# Data for this task

----------

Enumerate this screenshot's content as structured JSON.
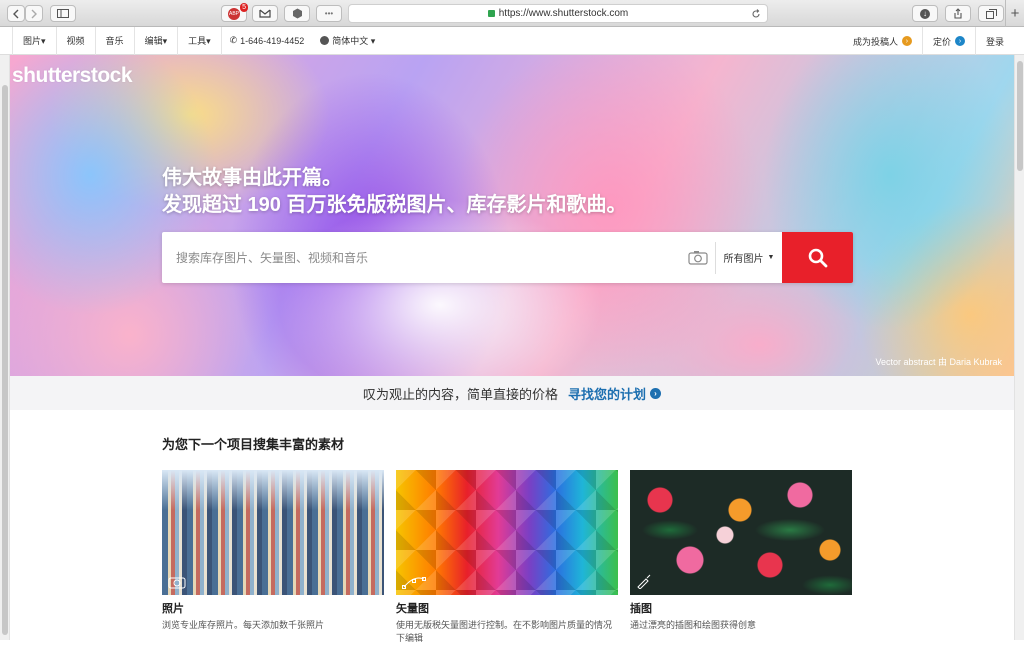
{
  "browser": {
    "url": "https://www.shutterstock.com",
    "extension_badge": "5",
    "new_tab_symbol": "+"
  },
  "nav": {
    "left": [
      {
        "label": "图片▾"
      },
      {
        "label": "视频"
      },
      {
        "label": "音乐"
      },
      {
        "label": "编辑▾"
      },
      {
        "label": "工具▾"
      }
    ],
    "phone": "1-646-419-4452",
    "language": "简体中文 ▾",
    "contributor": "成为投稿人",
    "pricing": "定价",
    "login": "登录",
    "colors": {
      "contributor_badge": "#e69a1f",
      "pricing_badge": "#1d86c8"
    }
  },
  "hero": {
    "logo": "shutterstock",
    "headline_line1": "伟大故事由此开篇。",
    "headline_line2": "发现超过 190 百万张免版税图片、库存影片和歌曲。",
    "search_placeholder": "搜索库存图片、矢量图、视频和音乐",
    "filter_label": "所有图片",
    "credit": "Vector abstract 由 Daria Kubrak",
    "colors": {
      "search_button": "#e8202a"
    }
  },
  "banner": {
    "text": "叹为观止的内容，简单直接的价格",
    "cta": "寻找您的计划"
  },
  "section": {
    "title": "为您下一个项目搜集丰富的素材"
  },
  "cards": [
    {
      "title": "照片",
      "description": "浏览专业库存照片。每天添加数千张照片"
    },
    {
      "title": "矢量图",
      "description": "使用无版税矢量图进行控制。在不影响图片质量的情况下编辑"
    },
    {
      "title": "插图",
      "description": "通过漂亮的插图和绘图获得创意"
    }
  ]
}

----------

# The problem
All the records need to be repeated exactly, with the images dropped.

# Full solution
Enumerate this screenshot's content as structured JSON.
{
  "browser": {
    "url": "https://www.shutterstock.com",
    "extension_badge": "5",
    "new_tab_symbol": "+"
  },
  "nav": {
    "left": [
      {
        "label": "图片▾"
      },
      {
        "label": "视频"
      },
      {
        "label": "音乐"
      },
      {
        "label": "编辑▾"
      },
      {
        "label": "工具▾"
      }
    ],
    "phone": "1-646-419-4452",
    "language": "简体中文 ▾",
    "contributor": "成为投稿人",
    "pricing": "定价",
    "login": "登录",
    "colors": {
      "contributor_badge": "#e69a1f",
      "pricing_badge": "#1d86c8"
    }
  },
  "hero": {
    "logo": "shutterstock",
    "headline_line1": "伟大故事由此开篇。",
    "headline_line2": "发现超过 190 百万张免版税图片、库存影片和歌曲。",
    "search_placeholder": "搜索库存图片、矢量图、视频和音乐",
    "filter_label": "所有图片",
    "credit": "Vector abstract 由 Daria Kubrak",
    "colors": {
      "search_button": "#e8202a"
    }
  },
  "banner": {
    "text": "叹为观止的内容，简单直接的价格",
    "cta": "寻找您的计划"
  },
  "section": {
    "title": "为您下一个项目搜集丰富的素材"
  },
  "cards": [
    {
      "title": "照片",
      "description": "浏览专业库存照片。每天添加数千张照片"
    },
    {
      "title": "矢量图",
      "description": "使用无版税矢量图进行控制。在不影响图片质量的情况下编辑"
    },
    {
      "title": "插图",
      "description": "通过漂亮的插图和绘图获得创意"
    }
  ]
}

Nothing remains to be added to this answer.